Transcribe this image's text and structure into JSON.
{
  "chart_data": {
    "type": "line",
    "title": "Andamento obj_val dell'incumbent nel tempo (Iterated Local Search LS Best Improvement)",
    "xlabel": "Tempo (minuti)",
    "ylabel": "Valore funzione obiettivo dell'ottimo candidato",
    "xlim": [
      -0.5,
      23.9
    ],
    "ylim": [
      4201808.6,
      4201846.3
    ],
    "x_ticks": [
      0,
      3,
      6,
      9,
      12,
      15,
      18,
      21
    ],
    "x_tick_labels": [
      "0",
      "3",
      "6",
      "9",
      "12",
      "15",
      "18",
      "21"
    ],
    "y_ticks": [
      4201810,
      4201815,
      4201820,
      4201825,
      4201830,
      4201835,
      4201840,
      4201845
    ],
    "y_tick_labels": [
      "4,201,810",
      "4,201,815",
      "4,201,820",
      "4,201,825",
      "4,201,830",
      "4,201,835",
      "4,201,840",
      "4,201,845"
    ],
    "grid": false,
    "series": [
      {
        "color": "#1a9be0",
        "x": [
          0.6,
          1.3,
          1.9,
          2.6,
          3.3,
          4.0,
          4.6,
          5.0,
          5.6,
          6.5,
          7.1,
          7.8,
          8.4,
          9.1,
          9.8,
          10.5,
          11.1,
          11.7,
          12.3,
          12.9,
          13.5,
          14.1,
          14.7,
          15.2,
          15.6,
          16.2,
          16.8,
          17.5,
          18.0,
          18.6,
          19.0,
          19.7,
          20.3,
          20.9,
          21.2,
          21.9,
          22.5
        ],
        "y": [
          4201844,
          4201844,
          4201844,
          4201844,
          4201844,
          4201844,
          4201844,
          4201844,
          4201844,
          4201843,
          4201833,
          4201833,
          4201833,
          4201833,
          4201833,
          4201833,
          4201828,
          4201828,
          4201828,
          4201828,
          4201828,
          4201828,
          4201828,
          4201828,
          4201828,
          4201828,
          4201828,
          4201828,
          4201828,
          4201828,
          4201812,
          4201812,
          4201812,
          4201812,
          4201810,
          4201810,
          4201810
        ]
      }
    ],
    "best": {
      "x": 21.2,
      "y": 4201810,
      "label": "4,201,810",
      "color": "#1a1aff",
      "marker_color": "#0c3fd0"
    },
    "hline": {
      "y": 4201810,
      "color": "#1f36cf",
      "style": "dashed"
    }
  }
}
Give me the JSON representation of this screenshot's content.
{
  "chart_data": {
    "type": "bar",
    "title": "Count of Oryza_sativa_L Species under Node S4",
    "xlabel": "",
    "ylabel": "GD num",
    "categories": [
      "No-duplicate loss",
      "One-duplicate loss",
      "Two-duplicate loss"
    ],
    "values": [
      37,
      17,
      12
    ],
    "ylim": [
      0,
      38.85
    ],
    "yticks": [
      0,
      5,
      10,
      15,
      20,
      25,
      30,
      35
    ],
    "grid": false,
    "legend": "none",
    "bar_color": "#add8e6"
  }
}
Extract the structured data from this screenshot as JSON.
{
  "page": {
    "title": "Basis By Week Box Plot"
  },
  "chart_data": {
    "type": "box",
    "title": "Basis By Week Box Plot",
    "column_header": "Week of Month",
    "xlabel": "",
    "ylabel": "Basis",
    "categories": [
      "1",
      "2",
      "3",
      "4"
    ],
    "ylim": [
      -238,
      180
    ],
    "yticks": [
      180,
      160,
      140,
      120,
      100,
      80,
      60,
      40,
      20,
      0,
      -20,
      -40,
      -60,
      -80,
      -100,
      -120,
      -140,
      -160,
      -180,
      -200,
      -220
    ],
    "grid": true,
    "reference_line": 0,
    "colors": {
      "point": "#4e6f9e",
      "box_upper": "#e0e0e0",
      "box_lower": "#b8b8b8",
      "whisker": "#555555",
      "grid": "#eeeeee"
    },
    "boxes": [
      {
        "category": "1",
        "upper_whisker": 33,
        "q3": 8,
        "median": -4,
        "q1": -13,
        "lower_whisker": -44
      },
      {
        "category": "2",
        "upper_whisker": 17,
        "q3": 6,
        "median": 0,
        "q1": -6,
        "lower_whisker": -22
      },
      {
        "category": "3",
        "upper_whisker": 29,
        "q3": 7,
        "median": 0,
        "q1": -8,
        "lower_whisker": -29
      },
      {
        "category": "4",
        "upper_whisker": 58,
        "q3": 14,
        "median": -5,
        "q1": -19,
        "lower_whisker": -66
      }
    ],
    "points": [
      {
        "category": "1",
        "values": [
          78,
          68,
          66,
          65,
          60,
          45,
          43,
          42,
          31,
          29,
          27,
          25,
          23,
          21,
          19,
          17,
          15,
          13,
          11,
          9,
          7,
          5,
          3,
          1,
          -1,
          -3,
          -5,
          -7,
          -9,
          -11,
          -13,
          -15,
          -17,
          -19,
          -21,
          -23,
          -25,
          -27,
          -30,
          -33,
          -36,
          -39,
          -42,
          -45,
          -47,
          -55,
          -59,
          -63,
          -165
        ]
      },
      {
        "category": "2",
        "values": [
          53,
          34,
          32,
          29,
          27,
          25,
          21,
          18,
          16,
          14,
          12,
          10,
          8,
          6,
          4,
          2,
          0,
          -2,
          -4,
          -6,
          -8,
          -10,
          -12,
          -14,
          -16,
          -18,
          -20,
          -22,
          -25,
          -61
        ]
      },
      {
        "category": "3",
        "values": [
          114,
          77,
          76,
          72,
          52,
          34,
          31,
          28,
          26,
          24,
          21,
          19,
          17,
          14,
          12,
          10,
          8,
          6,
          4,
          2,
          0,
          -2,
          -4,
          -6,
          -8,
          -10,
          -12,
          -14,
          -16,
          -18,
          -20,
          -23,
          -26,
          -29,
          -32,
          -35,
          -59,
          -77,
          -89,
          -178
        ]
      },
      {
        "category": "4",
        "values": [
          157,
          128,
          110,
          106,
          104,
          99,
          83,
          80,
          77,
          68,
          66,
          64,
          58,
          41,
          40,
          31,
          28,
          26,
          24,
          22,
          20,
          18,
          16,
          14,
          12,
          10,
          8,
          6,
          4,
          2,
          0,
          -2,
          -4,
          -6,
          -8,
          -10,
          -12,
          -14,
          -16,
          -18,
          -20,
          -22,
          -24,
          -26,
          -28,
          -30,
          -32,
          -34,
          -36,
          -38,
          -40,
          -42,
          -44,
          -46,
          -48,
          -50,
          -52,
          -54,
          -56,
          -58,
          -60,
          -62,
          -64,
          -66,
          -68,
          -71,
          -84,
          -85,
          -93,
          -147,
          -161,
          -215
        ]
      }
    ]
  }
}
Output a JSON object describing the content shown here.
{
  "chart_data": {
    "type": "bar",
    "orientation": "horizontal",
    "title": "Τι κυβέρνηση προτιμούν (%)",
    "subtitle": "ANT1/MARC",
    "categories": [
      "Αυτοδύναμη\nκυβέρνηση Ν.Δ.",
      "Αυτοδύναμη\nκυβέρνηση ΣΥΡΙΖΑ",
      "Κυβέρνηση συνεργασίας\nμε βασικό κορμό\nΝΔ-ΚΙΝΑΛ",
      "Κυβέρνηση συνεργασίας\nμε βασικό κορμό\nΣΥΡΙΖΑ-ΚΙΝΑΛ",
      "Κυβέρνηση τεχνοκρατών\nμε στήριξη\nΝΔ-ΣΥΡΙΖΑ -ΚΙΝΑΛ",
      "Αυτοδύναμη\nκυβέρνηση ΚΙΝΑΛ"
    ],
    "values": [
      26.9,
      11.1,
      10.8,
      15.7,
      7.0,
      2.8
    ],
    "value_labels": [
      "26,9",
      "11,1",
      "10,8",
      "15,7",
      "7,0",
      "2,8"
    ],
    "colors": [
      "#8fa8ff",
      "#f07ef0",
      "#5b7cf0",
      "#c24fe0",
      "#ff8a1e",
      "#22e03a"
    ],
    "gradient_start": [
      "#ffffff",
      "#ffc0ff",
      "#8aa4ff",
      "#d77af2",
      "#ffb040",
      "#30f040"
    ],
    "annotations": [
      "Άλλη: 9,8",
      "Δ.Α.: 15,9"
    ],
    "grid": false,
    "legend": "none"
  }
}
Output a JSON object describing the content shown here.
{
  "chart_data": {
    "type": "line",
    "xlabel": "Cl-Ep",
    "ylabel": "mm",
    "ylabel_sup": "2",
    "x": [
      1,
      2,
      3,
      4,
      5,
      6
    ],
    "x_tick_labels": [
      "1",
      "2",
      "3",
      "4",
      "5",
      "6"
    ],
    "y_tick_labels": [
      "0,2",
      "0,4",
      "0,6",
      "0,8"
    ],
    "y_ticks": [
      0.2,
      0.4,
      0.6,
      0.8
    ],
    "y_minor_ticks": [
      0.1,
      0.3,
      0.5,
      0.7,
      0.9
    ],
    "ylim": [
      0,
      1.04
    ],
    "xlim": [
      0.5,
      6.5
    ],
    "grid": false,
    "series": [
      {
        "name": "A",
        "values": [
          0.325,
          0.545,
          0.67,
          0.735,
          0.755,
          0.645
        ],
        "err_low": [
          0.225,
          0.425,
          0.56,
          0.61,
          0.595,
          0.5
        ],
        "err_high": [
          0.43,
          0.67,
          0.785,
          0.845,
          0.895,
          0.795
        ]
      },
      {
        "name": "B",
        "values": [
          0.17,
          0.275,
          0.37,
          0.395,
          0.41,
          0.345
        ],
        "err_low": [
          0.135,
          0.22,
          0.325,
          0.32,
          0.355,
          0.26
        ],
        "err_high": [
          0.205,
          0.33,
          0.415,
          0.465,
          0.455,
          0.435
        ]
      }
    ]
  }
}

• _Objective_
From the entries above, copy every line that holds the word "screenshot".

• _Solution_
Give me the JSON representation of this screenshot's content.
Extract the structured data from this screenshot as JSON.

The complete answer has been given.